Stored data entries:
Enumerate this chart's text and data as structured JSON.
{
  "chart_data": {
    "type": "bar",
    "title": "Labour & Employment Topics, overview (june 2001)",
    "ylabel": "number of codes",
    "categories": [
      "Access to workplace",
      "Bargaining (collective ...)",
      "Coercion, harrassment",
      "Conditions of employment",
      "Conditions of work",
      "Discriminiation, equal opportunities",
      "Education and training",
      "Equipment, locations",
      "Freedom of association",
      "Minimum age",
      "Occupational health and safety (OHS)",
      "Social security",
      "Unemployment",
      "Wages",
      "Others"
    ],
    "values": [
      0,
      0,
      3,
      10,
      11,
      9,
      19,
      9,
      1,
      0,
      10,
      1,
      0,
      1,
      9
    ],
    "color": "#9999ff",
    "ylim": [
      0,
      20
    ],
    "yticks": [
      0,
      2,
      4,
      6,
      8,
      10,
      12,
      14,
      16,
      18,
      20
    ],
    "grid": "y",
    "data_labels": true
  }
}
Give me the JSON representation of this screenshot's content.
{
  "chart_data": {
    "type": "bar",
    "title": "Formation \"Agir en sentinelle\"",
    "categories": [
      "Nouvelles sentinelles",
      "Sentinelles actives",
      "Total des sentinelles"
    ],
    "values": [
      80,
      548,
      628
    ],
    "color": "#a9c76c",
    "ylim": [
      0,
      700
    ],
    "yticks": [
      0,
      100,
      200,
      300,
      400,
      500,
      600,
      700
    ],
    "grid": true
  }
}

WRITTEN TASK: Tally the lines of the listing in which the word "this" occurs, and state the total alone.

WRITTEN ANSWER: 2